Below are some entries. Copy each line that holds the string "vorticity".

Start of RAW DATA

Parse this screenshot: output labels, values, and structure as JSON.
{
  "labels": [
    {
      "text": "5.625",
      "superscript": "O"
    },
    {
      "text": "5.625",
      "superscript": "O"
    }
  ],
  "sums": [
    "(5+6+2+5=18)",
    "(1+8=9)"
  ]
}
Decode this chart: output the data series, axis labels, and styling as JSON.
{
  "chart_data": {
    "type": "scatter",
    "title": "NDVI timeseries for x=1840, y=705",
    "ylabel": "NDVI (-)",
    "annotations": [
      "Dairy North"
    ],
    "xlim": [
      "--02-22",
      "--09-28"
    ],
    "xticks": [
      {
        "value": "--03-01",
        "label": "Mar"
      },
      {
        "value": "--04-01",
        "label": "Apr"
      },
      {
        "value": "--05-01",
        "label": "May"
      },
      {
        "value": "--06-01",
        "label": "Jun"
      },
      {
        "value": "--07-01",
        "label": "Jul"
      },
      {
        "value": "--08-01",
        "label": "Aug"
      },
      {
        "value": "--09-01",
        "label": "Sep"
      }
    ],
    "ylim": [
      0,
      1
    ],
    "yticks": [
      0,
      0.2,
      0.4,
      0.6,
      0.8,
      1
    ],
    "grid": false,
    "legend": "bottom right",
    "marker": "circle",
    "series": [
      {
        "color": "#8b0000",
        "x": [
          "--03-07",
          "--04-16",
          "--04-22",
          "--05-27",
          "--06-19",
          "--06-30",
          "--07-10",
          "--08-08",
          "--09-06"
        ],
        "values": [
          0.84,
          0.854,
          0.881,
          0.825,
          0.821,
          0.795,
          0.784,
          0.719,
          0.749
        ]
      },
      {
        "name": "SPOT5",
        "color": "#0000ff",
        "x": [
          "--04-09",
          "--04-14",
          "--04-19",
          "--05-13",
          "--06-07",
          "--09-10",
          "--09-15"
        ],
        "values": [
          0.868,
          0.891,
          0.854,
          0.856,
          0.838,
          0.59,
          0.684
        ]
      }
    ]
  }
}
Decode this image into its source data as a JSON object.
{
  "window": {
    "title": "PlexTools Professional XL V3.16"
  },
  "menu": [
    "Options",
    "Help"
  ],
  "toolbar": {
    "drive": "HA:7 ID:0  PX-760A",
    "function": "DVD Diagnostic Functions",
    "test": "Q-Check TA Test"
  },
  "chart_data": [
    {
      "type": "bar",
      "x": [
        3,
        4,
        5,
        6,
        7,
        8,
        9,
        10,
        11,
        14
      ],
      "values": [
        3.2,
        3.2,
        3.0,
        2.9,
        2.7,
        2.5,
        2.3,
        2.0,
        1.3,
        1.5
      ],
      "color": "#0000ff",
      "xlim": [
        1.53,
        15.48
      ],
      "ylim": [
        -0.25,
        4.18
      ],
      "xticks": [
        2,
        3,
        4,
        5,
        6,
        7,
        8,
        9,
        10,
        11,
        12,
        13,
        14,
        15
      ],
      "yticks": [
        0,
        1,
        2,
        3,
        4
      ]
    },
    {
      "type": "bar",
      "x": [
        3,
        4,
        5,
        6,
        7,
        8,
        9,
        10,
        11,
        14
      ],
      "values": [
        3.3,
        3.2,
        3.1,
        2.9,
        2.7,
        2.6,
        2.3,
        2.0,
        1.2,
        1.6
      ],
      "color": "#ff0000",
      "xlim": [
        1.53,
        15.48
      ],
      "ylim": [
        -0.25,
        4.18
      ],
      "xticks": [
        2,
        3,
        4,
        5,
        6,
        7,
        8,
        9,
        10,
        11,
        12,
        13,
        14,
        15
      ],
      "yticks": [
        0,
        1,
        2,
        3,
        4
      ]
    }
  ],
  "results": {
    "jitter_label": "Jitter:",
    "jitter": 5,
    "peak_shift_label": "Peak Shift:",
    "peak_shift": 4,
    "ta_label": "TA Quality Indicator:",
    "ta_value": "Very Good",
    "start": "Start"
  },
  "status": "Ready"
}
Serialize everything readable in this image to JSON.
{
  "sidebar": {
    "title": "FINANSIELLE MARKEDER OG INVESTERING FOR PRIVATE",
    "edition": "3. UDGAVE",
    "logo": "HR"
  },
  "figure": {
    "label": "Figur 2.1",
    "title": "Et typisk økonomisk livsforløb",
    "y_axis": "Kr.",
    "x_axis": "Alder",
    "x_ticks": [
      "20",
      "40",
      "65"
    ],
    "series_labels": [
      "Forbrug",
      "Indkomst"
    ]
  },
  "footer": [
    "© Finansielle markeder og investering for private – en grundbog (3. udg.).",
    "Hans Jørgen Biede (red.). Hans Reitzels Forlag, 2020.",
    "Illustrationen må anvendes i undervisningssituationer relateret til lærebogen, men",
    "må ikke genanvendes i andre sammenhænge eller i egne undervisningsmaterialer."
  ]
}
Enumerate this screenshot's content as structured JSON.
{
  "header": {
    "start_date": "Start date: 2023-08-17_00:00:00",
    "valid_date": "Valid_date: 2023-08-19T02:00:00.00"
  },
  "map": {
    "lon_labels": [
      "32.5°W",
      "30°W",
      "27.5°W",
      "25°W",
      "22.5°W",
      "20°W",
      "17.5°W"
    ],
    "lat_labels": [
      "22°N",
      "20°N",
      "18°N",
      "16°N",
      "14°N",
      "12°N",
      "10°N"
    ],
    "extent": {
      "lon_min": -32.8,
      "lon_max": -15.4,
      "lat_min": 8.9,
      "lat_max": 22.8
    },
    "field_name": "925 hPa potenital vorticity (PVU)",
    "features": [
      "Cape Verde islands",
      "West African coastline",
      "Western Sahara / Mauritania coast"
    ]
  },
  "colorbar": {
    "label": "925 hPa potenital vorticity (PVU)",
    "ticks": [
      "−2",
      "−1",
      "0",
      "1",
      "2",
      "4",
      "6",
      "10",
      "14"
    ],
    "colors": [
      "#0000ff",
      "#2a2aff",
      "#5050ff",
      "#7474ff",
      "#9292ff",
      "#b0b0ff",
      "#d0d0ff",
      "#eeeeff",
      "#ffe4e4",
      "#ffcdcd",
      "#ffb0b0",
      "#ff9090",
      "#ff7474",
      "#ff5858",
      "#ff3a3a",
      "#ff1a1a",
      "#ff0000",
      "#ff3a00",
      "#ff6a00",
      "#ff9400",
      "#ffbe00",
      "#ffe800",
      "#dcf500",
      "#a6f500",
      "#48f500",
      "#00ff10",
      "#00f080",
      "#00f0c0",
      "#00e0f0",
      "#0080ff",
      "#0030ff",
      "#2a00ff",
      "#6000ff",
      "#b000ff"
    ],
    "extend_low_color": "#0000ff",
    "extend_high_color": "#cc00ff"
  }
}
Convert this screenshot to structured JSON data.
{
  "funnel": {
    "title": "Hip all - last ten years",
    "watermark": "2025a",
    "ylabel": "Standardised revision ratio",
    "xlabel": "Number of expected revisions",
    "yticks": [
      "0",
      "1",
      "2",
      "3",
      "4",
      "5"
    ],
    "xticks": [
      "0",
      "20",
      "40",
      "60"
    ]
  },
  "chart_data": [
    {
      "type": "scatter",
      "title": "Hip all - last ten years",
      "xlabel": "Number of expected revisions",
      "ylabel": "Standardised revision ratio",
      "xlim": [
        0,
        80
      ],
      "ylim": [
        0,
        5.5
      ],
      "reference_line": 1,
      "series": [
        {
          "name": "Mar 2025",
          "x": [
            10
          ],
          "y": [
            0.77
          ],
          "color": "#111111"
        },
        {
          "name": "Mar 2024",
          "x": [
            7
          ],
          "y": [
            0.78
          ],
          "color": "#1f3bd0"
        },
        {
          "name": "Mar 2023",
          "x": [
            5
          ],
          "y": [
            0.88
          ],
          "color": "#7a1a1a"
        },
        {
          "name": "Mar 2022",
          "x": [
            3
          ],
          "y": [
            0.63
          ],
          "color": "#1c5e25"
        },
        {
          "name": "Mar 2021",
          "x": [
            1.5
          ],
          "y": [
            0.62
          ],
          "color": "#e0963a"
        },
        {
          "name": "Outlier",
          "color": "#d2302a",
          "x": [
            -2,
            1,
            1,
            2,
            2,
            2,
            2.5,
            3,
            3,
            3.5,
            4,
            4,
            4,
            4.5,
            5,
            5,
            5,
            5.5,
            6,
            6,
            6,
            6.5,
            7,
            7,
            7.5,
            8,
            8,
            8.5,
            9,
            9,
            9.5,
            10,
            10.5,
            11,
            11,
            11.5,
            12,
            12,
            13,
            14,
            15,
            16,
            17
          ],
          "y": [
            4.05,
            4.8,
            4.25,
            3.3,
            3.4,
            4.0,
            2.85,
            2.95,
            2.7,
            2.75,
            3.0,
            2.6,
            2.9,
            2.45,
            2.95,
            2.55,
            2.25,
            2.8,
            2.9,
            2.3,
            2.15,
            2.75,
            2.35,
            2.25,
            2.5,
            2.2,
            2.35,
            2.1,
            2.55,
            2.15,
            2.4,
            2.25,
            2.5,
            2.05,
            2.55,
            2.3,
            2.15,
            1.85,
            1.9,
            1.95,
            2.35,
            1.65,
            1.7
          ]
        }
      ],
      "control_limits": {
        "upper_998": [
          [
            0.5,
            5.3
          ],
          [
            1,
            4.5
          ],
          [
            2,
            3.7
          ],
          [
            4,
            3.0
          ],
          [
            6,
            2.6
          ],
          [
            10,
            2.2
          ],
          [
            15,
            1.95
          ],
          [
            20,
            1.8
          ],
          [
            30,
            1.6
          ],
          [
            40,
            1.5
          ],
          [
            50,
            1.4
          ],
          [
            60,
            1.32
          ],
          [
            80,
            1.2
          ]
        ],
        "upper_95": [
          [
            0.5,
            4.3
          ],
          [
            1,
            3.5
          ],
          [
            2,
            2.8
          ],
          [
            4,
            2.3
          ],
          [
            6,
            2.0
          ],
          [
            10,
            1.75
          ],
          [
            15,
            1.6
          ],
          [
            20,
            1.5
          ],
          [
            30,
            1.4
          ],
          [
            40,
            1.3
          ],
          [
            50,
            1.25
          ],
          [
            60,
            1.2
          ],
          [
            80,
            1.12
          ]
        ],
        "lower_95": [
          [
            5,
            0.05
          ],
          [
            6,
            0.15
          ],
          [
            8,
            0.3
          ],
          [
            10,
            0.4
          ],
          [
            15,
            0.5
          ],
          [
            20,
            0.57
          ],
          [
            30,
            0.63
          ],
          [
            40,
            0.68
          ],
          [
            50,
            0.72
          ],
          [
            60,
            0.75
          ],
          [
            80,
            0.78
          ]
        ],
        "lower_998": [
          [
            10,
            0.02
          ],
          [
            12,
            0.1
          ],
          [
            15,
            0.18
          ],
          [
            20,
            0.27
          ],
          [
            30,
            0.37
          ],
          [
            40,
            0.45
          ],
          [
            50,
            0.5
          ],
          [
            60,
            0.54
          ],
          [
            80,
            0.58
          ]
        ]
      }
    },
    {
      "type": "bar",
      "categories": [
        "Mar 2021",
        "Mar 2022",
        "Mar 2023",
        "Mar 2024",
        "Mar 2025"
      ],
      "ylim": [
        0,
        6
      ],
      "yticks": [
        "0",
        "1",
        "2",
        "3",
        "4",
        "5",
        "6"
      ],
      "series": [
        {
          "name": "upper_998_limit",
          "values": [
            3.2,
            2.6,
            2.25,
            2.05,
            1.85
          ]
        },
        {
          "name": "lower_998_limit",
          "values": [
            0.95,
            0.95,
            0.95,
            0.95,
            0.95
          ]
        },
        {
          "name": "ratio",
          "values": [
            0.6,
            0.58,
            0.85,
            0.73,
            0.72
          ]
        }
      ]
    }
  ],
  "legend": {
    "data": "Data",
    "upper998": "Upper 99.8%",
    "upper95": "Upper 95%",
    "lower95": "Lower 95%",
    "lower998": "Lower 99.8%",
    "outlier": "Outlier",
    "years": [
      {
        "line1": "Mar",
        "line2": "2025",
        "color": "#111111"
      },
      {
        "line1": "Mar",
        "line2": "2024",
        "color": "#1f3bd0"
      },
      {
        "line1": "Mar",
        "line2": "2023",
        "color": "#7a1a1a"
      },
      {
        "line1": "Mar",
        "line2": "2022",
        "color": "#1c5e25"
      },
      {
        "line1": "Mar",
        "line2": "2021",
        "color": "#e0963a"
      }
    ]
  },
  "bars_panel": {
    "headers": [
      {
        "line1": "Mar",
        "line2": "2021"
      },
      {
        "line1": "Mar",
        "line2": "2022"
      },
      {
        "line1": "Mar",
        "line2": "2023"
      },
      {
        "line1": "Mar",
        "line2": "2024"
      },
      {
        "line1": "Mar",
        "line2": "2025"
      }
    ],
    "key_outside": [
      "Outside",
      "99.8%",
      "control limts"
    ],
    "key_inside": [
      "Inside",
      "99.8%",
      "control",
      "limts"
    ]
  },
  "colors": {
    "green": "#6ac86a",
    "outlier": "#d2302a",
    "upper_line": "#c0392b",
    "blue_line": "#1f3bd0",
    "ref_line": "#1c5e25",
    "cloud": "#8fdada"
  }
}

End of RAW DATA

FULL OUTPUT:
    "field_name": "925 hPa potenital vorticity (PVU)",
    "label": "925 hPa potenital vorticity (PVU)",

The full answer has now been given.